Given task:
Transcribe the records in full, keeping every character as it is.

----------

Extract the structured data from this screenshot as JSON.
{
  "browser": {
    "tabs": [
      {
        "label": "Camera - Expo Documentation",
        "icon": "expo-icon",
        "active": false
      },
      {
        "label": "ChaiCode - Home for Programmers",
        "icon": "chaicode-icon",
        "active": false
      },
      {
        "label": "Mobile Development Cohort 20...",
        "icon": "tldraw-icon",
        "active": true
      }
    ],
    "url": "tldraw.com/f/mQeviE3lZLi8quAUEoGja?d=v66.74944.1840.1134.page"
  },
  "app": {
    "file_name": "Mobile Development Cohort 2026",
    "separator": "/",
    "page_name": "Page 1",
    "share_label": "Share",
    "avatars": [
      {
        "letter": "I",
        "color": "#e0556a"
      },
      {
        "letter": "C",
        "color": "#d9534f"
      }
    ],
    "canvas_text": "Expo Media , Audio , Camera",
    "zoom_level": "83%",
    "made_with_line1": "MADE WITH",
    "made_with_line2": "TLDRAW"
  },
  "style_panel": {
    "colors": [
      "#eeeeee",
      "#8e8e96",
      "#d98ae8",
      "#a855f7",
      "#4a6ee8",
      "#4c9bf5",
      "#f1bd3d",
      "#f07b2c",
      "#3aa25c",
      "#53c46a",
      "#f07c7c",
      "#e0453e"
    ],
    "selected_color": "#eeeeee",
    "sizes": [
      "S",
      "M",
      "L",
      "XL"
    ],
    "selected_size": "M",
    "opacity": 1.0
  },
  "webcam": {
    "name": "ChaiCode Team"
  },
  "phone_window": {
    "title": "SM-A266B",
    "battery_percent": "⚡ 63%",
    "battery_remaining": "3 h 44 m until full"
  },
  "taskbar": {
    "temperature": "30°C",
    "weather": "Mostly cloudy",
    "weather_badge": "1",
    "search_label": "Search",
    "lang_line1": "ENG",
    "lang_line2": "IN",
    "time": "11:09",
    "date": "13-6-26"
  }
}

----------

Reply:
Extract the structured data from this screenshot as JSON.
{
  "browser": {
    "tabs": [
      {
        "label": "Camera - Expo Documentation",
        "icon": "expo-icon",
        "active": false
      },
      {
        "label": "ChaiCode - Home for Programmers",
        "icon": "chaicode-icon",
        "active": false
      },
      {
        "label": "Mobile Development Cohort 20...",
        "icon": "tldraw-icon",
        "active": true
      }
    ],
    "url": "tldraw.com/f/mQeviE3lZLi8quAUEoGja?d=v66.74944.1840.1134.page"
  },
  "app": {
    "file_name": "Mobile Development Cohort 2026",
    "separator": "/",
    "page_name": "Page 1",
    "share_label": "Share",
    "avatars": [
      {
        "letter": "I",
        "color": "#e0556a"
      },
      {
        "letter": "C",
        "color": "#d9534f"
      }
    ],
    "canvas_text": "Expo Media , Audio , Camera",
    "zoom_level": "83%",
    "made_with_line1": "MADE WITH",
    "made_with_line2": "TLDRAW"
  },
  "style_panel": {
    "colors": [
      "#eeeeee",
      "#8e8e96",
      "#d98ae8",
      "#a855f7",
      "#4a6ee8",
      "#4c9bf5",
      "#f1bd3d",
      "#f07b2c",
      "#3aa25c",
      "#53c46a",
      "#f07c7c",
      "#e0453e"
    ],
    "selected_color": "#eeeeee",
    "sizes": [
      "S",
      "M",
      "L",
      "XL"
    ],
    "selected_size": "M",
    "opacity": 1.0
  },
  "webcam": {
    "name": "ChaiCode Team"
  },
  "phone_window": {
    "title": "SM-A266B",
    "battery_percent": "⚡ 63%",
    "battery_remaining": "3 h 44 m until full"
  },
  "taskbar": {
    "temperature": "30°C",
    "weather": "Mostly cloudy",
    "weather_badge": "1",
    "search_label": "Search",
    "lang_line1": "ENG",
    "lang_line2": "IN",
    "time": "11:09",
    "date": "13-6-26"
  }
}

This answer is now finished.